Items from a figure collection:
══════

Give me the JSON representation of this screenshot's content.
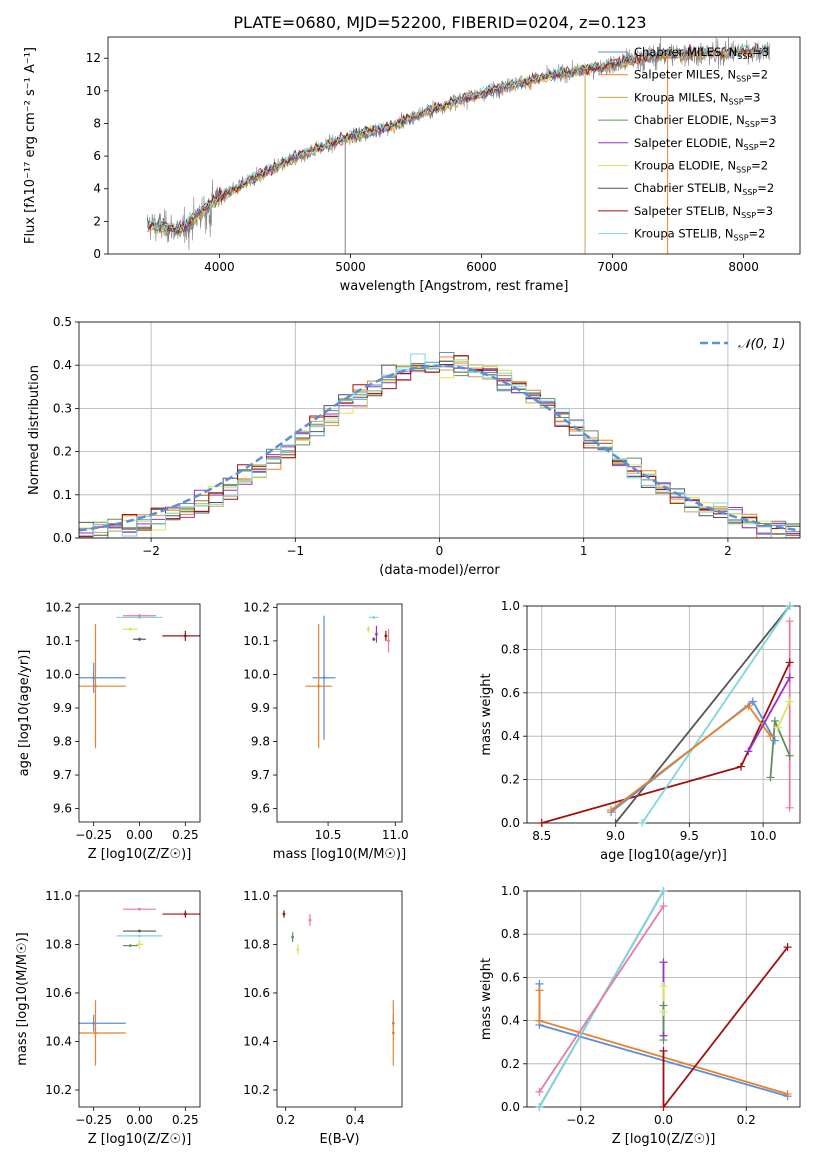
{
  "title": "PLATE=0680, MJD=52200, FIBERID=0204, z=0.123",
  "series_colors": {
    "Chabrier MILES": "#5b8fd6",
    "Salpeter MILES": "#e8822a",
    "Kroupa MILES": "#c9a64a",
    "Chabrier ELODIE": "#5f8f5f",
    "Salpeter ELODIE": "#9b30c2",
    "Kroupa ELODIE": "#d9e65a",
    "Chabrier STELIB": "#555555",
    "Salpeter STELIB": "#a01010",
    "Kroupa STELIB": "#7fd6e0",
    "pink": "#e87aa8",
    "green": "#4aa84a",
    "observed": "#808080"
  },
  "chart_data": [
    {
      "type": "line",
      "panel": "spectrum",
      "title": "PLATE=0680, MJD=52200, FIBERID=0204, z=0.123",
      "xlabel": "wavelength [Angstrom, rest frame]",
      "ylabel": "Flux [fλ10⁻¹⁷ erg cm⁻² s⁻¹ A⁻¹]",
      "xlim": [
        3150,
        8430
      ],
      "ylim": [
        0,
        13.3
      ],
      "xticks": [
        "4000",
        "5000",
        "6000",
        "7000",
        "8000"
      ],
      "yticks": [
        "0",
        "2",
        "4",
        "6",
        "8",
        "10",
        "12"
      ],
      "legend_position": "top-right",
      "legend": [
        {
          "base": "Chabrier MILES, N",
          "sub": "SSP",
          "tail": "=3"
        },
        {
          "base": "Salpeter MILES, N",
          "sub": "SSP",
          "tail": "=2"
        },
        {
          "base": "Kroupa MILES, N",
          "sub": "SSP",
          "tail": "=3"
        },
        {
          "base": "Chabrier ELODIE, N",
          "sub": "SSP",
          "tail": "=3"
        },
        {
          "base": "Salpeter ELODIE, N",
          "sub": "SSP",
          "tail": "=2"
        },
        {
          "base": "Kroupa ELODIE, N",
          "sub": "SSP",
          "tail": "=2"
        },
        {
          "base": "Chabrier STELIB, N",
          "sub": "SSP",
          "tail": "=2"
        },
        {
          "base": "Salpeter STELIB, N",
          "sub": "SSP",
          "tail": "=3"
        },
        {
          "base": "Kroupa STELIB, N",
          "sub": "SSP",
          "tail": "=2"
        }
      ],
      "continuum": {
        "x": [
          3450,
          3700,
          3950,
          4250,
          4600,
          5000,
          5300,
          5600,
          5900,
          6200,
          6500,
          6800,
          7100,
          7400,
          7700,
          8000,
          8200
        ],
        "y": [
          1.8,
          1.5,
          3.2,
          4.6,
          6.0,
          7.2,
          7.8,
          8.8,
          9.6,
          10.3,
          10.9,
          11.3,
          11.8,
          12.2,
          12.3,
          12.4,
          12.5
        ]
      },
      "absorption_spikes_x": [
        4960,
        6790,
        7420
      ]
    },
    {
      "type": "histogram",
      "panel": "residuals",
      "xlabel": "(data-model)/error",
      "ylabel": "Normed distribution",
      "xlim": [
        -2.5,
        2.5
      ],
      "ylim": [
        0,
        0.5
      ],
      "xticks": [
        "−2",
        "−1",
        "0",
        "1",
        "2"
      ],
      "yticks": [
        "0.0",
        "0.1",
        "0.2",
        "0.3",
        "0.4",
        "0.5"
      ],
      "reference_curve": "𝒩(0, 1)",
      "legend_position": "top-right",
      "bin_width": 0.1
    },
    {
      "type": "scatter",
      "panel": "Z-age",
      "xlabel": "Z [log10(Z/Z☉)]",
      "ylabel": "age  [log10(age/yr)]",
      "xlim": [
        -0.33,
        0.33
      ],
      "ylim": [
        9.56,
        10.21
      ],
      "xticks": [
        "−0.25",
        "0.00",
        "0.25"
      ],
      "yticks": [
        "9.6",
        "9.7",
        "9.8",
        "9.9",
        "10.0",
        "10.1",
        "10.2"
      ],
      "points": [
        {
          "s": "Chabrier MILES",
          "x": -0.25,
          "y": 9.99,
          "xe": 0.35,
          "ye": 0.09
        },
        {
          "s": "Salpeter MILES",
          "x": -0.24,
          "y": 9.965,
          "xe": 0.33,
          "ye": 0.37
        },
        {
          "s": "Salpeter STELIB",
          "x": 0.25,
          "y": 10.115,
          "xe": 0.25,
          "ye": 0.03
        },
        {
          "s": "Kroupa STELIB",
          "x": 0.0,
          "y": 10.17,
          "xe": 0.25,
          "ye": 0.01
        },
        {
          "s": "Chabrier STELIB",
          "x": 0.0,
          "y": 10.105,
          "xe": 0.07,
          "ye": 0.01
        },
        {
          "s": "Kroupa ELODIE",
          "x": -0.05,
          "y": 10.135,
          "xe": 0.08,
          "ye": 0.01
        },
        {
          "s": "pink",
          "x": 0.0,
          "y": 10.175,
          "xe": 0.18,
          "ye": 0.01
        }
      ]
    },
    {
      "type": "scatter",
      "panel": "mass-age",
      "xlabel": "mass [log10(M/M☉)]",
      "ylabel": "",
      "xlim": [
        10.12,
        11.05
      ],
      "ylim": [
        9.56,
        10.21
      ],
      "xticks": [
        "10.5",
        "11.0"
      ],
      "yticks": [
        "9.6",
        "9.7",
        "9.8",
        "9.9",
        "10.0",
        "10.1",
        "10.2"
      ],
      "points": [
        {
          "s": "Chabrier MILES",
          "x": 10.47,
          "y": 9.99,
          "xe": 0.17,
          "ye": 0.37
        },
        {
          "s": "Salpeter MILES",
          "x": 10.43,
          "y": 9.965,
          "xe": 0.2,
          "ye": 0.37
        },
        {
          "s": "Salpeter STELIB",
          "x": 10.93,
          "y": 10.115,
          "xe": 0.02,
          "ye": 0.03
        },
        {
          "s": "Kroupa STELIB",
          "x": 10.84,
          "y": 10.17,
          "xe": 0.07,
          "ye": 0.01
        },
        {
          "s": "Chabrier STELIB",
          "x": 10.84,
          "y": 10.105,
          "xe": 0.02,
          "ye": 0.01
        },
        {
          "s": "Kroupa ELODIE",
          "x": 10.8,
          "y": 10.135,
          "xe": 0.03,
          "ye": 0.02
        },
        {
          "s": "Salpeter ELODIE",
          "x": 10.86,
          "y": 10.12,
          "xe": 0.01,
          "ye": 0.05
        },
        {
          "s": "pink",
          "x": 10.95,
          "y": 10.1,
          "xe": 0.0,
          "ye": 0.07
        }
      ]
    },
    {
      "type": "line",
      "panel": "age-weight",
      "xlabel": "age  [log10(age/yr)]",
      "ylabel": "mass weight",
      "xlim": [
        8.4,
        10.25
      ],
      "ylim": [
        0,
        1
      ],
      "xticks": [
        "8.5",
        "9.0",
        "9.5",
        "10.0"
      ],
      "yticks": [
        "0.0",
        "0.2",
        "0.4",
        "0.6",
        "0.8",
        "1.0"
      ],
      "series": [
        {
          "s": "Salpeter STELIB",
          "x": [
            8.5,
            9.85,
            10.18
          ],
          "y": [
            0.0,
            0.26,
            0.74
          ]
        },
        {
          "s": "Chabrier STELIB",
          "x": [
            9.0,
            10.18
          ],
          "y": [
            0.0,
            1.0
          ]
        },
        {
          "s": "Kroupa STELIB",
          "x": [
            9.18,
            10.18
          ],
          "y": [
            0.0,
            1.0
          ]
        },
        {
          "s": "Chabrier MILES",
          "x": [
            8.97,
            9.93,
            10.08
          ],
          "y": [
            0.05,
            0.56,
            0.38
          ]
        },
        {
          "s": "Salpeter MILES",
          "x": [
            8.97,
            9.9,
            10.05
          ],
          "y": [
            0.06,
            0.54,
            0.4
          ]
        },
        {
          "s": "Salpeter ELODIE",
          "x": [
            9.9,
            10.18
          ],
          "y": [
            0.33,
            0.67
          ]
        },
        {
          "s": "Chabrier ELODIE",
          "x": [
            10.05,
            10.08,
            10.18
          ],
          "y": [
            0.21,
            0.47,
            0.31
          ]
        },
        {
          "s": "Kroupa ELODIE",
          "x": [
            10.1,
            10.18
          ],
          "y": [
            0.44,
            0.56
          ]
        },
        {
          "s": "pink",
          "x": [
            10.18,
            10.18
          ],
          "y": [
            0.07,
            0.93
          ]
        }
      ]
    },
    {
      "type": "scatter",
      "panel": "Z-mass",
      "xlabel": "Z [log10(Z/Z☉)]",
      "ylabel": "mass [log10(M/M☉)]",
      "xlim": [
        -0.33,
        0.33
      ],
      "ylim": [
        10.13,
        11.02
      ],
      "xticks": [
        "−0.25",
        "0.00",
        "0.25"
      ],
      "yticks": [
        "10.2",
        "10.4",
        "10.6",
        "10.8",
        "11.0"
      ],
      "points": [
        {
          "s": "Chabrier MILES",
          "x": -0.25,
          "y": 10.475,
          "xe": 0.35,
          "ye": 0.07
        },
        {
          "s": "Salpeter MILES",
          "x": -0.24,
          "y": 10.435,
          "xe": 0.33,
          "ye": 0.27
        },
        {
          "s": "Salpeter STELIB",
          "x": 0.25,
          "y": 10.925,
          "xe": 0.25,
          "ye": 0.03
        },
        {
          "s": "Kroupa STELIB",
          "x": 0.0,
          "y": 10.835,
          "xe": 0.25,
          "ye": 0.01
        },
        {
          "s": "Chabrier STELIB",
          "x": 0.0,
          "y": 10.855,
          "xe": 0.18,
          "ye": 0.01
        },
        {
          "s": "Chabrier ELODIE",
          "x": -0.05,
          "y": 10.795,
          "xe": 0.08,
          "ye": 0.01
        },
        {
          "s": "Kroupa ELODIE",
          "x": 0.0,
          "y": 10.8,
          "xe": 0.04,
          "ye": 0.04
        },
        {
          "s": "pink",
          "x": 0.0,
          "y": 10.945,
          "xe": 0.18,
          "ye": 0.01
        }
      ]
    },
    {
      "type": "scatter",
      "panel": "EBV-mass",
      "xlabel": "E(B-V)",
      "ylabel": "",
      "xlim": [
        0.175,
        0.535
      ],
      "ylim": [
        10.13,
        11.02
      ],
      "xticks": [
        "0.2",
        "0.4"
      ],
      "yticks": [
        "10.2",
        "10.4",
        "10.6",
        "10.8",
        "11.0"
      ],
      "points": [
        {
          "s": "Chabrier MILES",
          "x": 0.51,
          "y": 10.475,
          "xe": 0,
          "ye": 0.07
        },
        {
          "s": "Salpeter MILES",
          "x": 0.51,
          "y": 10.435,
          "xe": 0,
          "ye": 0.27
        },
        {
          "s": "Salpeter STELIB",
          "x": 0.195,
          "y": 10.925,
          "xe": 0,
          "ye": 0.03
        },
        {
          "s": "Chabrier ELODIE",
          "x": 0.22,
          "y": 10.83,
          "xe": 0,
          "ye": 0.04
        },
        {
          "s": "Kroupa ELODIE",
          "x": 0.235,
          "y": 10.78,
          "xe": 0,
          "ye": 0.04
        },
        {
          "s": "pink",
          "x": 0.27,
          "y": 10.9,
          "xe": 0,
          "ye": 0.05
        }
      ]
    },
    {
      "type": "line",
      "panel": "Z-weight",
      "xlabel": "Z [log10(Z/Z☉)]",
      "ylabel": "mass weight",
      "xlim": [
        -0.33,
        0.33
      ],
      "ylim": [
        0,
        1
      ],
      "xticks": [
        "−0.2",
        "0.0",
        "0.2"
      ],
      "yticks": [
        "0.0",
        "0.2",
        "0.4",
        "0.6",
        "0.8",
        "1.0"
      ],
      "series": [
        {
          "s": "Chabrier MILES",
          "x": [
            -0.3,
            -0.3,
            0.3
          ],
          "y": [
            0.57,
            0.38,
            0.05
          ]
        },
        {
          "s": "Salpeter MILES",
          "x": [
            -0.3,
            -0.3,
            0.3
          ],
          "y": [
            0.54,
            0.4,
            0.06
          ]
        },
        {
          "s": "Salpeter STELIB",
          "x": [
            0.0,
            0.0,
            0.3
          ],
          "y": [
            0.26,
            0.0,
            0.74
          ]
        },
        {
          "s": "Chabrier STELIB",
          "x": [
            -0.3,
            0.0
          ],
          "y": [
            0.0,
            1.0
          ]
        },
        {
          "s": "Kroupa STELIB",
          "x": [
            -0.3,
            0.0
          ],
          "y": [
            0.0,
            1.0
          ]
        },
        {
          "s": "pink",
          "x": [
            -0.3,
            0.0
          ],
          "y": [
            0.07,
            0.93
          ]
        },
        {
          "s": "Salpeter ELODIE",
          "x": [
            0.0,
            0.0
          ],
          "y": [
            0.33,
            0.67
          ]
        },
        {
          "s": "Kroupa ELODIE",
          "x": [
            0.0,
            0.0
          ],
          "y": [
            0.44,
            0.56
          ]
        },
        {
          "s": "Chabrier ELODIE",
          "x": [
            0.0,
            0.0
          ],
          "y": [
            0.31,
            0.47
          ]
        }
      ]
    }
  ]
}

══════

- [Your instructions] In the entries above, identify each line that includes the string "FIBERID", then copy it.

- [Solution for this exercise]
  "title": "PLATE=0680, MJD=52200, FIBERID=0204, z=0.123",
      "title": "PLATE=0680, MJD=52200, FIBERID=0204, z=0.123",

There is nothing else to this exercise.